## What you have to do:
Say how many lines include "premières", with no words around the number.

## Stored rows:
- - -

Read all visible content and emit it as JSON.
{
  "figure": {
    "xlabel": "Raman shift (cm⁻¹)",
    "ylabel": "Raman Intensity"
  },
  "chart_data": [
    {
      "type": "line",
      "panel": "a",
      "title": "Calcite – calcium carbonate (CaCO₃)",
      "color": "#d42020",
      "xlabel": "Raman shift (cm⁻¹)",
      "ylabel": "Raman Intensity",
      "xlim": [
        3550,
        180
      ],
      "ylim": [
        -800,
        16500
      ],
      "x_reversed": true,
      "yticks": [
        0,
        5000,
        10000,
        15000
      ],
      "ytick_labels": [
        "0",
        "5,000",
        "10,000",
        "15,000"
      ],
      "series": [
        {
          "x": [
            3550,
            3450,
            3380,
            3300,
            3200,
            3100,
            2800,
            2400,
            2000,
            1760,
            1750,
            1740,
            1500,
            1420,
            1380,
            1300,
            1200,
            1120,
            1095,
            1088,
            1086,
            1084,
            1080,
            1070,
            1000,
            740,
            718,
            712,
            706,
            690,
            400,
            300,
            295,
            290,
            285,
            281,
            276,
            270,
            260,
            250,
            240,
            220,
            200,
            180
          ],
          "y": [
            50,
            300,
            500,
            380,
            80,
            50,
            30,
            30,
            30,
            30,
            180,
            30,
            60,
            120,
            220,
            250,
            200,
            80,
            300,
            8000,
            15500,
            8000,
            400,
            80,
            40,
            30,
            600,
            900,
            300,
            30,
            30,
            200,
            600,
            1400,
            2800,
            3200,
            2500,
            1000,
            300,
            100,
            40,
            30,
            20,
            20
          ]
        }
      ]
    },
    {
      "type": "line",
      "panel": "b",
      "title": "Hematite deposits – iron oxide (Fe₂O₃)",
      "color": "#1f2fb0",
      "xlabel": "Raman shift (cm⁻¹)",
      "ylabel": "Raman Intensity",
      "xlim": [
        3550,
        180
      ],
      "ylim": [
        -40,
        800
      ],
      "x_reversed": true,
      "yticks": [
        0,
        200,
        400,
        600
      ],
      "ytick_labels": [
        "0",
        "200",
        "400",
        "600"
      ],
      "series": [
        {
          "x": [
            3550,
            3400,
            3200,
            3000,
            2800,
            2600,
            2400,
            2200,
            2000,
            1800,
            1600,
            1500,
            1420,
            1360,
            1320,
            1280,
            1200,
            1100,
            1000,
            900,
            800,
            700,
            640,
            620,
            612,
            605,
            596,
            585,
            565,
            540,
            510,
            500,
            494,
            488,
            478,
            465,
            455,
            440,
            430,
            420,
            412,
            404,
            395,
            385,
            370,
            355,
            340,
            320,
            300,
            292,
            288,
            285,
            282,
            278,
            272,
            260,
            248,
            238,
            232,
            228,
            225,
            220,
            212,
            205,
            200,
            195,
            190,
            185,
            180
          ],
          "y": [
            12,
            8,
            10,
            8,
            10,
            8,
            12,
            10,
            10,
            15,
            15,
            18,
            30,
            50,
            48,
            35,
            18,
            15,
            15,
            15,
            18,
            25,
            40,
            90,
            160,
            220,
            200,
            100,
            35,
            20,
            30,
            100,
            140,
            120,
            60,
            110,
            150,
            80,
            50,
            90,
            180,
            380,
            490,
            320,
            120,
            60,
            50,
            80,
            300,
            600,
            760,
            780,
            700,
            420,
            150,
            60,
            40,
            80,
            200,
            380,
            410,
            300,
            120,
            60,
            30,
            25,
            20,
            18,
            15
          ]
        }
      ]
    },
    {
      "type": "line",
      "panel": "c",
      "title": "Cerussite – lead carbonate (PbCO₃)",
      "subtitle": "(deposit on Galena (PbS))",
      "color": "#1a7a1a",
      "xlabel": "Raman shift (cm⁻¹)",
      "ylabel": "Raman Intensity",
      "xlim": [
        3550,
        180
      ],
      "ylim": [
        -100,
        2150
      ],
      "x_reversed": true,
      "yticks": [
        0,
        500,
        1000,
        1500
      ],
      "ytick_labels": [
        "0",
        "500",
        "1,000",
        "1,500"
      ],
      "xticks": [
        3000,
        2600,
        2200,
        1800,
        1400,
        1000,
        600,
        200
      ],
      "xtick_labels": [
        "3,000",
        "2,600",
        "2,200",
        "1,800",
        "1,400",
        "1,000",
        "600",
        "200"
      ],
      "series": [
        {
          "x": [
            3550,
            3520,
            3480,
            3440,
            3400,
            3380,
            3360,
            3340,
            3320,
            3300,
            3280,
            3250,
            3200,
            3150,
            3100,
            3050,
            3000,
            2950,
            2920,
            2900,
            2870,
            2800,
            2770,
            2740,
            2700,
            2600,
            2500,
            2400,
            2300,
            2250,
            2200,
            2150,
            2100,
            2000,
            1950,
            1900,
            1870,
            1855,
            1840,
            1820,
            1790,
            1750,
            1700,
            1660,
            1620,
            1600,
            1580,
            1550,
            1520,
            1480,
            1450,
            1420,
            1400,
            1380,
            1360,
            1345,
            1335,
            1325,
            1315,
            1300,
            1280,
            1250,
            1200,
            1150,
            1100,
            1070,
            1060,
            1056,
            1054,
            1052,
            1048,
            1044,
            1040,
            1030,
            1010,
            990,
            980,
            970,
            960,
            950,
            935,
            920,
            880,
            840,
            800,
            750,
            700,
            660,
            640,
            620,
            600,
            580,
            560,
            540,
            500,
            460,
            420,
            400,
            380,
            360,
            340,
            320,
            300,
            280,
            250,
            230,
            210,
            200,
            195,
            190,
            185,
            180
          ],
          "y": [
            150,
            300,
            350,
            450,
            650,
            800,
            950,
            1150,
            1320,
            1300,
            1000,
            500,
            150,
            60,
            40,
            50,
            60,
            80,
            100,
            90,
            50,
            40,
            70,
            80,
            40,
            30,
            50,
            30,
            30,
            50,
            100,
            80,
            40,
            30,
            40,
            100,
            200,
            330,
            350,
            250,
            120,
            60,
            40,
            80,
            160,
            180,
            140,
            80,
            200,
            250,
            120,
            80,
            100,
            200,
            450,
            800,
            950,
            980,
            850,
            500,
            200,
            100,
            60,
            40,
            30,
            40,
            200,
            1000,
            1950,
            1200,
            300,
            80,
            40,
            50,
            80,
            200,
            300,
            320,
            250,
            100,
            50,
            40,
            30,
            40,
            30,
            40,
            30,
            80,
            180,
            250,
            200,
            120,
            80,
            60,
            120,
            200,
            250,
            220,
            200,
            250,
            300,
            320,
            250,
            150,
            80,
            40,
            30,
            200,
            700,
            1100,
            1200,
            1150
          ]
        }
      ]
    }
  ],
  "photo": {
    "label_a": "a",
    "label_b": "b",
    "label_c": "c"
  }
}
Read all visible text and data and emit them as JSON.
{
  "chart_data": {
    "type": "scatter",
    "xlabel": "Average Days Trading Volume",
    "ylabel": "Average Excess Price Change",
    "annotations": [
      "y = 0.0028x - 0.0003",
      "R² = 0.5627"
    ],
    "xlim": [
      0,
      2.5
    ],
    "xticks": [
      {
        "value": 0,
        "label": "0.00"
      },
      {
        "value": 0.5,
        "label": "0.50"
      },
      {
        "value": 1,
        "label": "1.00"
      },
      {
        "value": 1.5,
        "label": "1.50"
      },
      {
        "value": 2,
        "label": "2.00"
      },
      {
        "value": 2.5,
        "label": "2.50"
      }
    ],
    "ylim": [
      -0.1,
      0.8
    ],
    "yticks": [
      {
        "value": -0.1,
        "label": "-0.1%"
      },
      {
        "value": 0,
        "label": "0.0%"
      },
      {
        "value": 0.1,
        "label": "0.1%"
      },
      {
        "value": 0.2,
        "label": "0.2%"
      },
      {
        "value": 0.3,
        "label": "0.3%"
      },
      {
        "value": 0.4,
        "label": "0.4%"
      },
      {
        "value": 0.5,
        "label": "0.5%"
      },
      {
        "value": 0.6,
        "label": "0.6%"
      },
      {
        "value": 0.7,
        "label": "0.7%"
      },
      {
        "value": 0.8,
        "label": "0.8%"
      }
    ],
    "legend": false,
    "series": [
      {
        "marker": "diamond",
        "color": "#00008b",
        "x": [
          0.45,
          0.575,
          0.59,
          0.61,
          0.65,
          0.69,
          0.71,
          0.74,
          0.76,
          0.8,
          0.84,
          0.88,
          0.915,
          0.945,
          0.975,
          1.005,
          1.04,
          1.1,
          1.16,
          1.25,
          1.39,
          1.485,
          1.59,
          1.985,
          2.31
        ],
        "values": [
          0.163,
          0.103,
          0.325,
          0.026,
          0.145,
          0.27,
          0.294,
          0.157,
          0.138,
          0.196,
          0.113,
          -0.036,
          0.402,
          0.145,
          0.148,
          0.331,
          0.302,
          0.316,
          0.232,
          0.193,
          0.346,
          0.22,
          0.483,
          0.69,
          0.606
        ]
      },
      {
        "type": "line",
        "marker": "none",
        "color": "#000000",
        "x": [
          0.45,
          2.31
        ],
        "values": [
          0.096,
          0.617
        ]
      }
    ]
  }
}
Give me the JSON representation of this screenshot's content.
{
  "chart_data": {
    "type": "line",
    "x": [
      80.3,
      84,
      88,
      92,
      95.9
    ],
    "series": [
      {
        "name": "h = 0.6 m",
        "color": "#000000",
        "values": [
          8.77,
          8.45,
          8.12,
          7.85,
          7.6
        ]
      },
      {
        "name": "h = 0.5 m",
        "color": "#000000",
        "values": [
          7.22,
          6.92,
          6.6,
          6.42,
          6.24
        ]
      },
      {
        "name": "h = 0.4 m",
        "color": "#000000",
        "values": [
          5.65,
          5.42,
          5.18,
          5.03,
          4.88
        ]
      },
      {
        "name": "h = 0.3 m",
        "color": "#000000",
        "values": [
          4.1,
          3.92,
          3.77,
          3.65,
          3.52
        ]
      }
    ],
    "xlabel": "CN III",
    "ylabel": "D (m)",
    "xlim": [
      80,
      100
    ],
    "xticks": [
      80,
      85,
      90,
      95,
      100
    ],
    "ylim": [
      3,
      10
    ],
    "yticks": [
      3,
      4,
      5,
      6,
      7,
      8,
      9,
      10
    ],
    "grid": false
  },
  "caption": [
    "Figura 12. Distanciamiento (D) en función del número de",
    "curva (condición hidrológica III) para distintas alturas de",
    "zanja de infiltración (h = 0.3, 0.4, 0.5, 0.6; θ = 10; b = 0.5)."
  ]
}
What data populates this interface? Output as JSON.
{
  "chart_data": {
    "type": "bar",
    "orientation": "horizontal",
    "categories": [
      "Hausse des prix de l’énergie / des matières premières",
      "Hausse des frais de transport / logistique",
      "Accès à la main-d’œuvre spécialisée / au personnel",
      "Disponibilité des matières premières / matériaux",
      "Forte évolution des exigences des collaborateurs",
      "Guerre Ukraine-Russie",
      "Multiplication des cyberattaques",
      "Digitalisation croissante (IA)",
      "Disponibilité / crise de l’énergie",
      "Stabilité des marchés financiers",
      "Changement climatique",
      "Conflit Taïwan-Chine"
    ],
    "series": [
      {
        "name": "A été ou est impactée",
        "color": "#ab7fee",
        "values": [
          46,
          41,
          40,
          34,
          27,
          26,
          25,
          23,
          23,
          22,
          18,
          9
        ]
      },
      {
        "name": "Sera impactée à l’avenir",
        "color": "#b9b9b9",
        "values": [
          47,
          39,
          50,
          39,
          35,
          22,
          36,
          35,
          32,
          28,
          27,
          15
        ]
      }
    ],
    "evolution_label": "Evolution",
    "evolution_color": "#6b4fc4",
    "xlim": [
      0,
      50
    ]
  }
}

- - -

## Full output:
2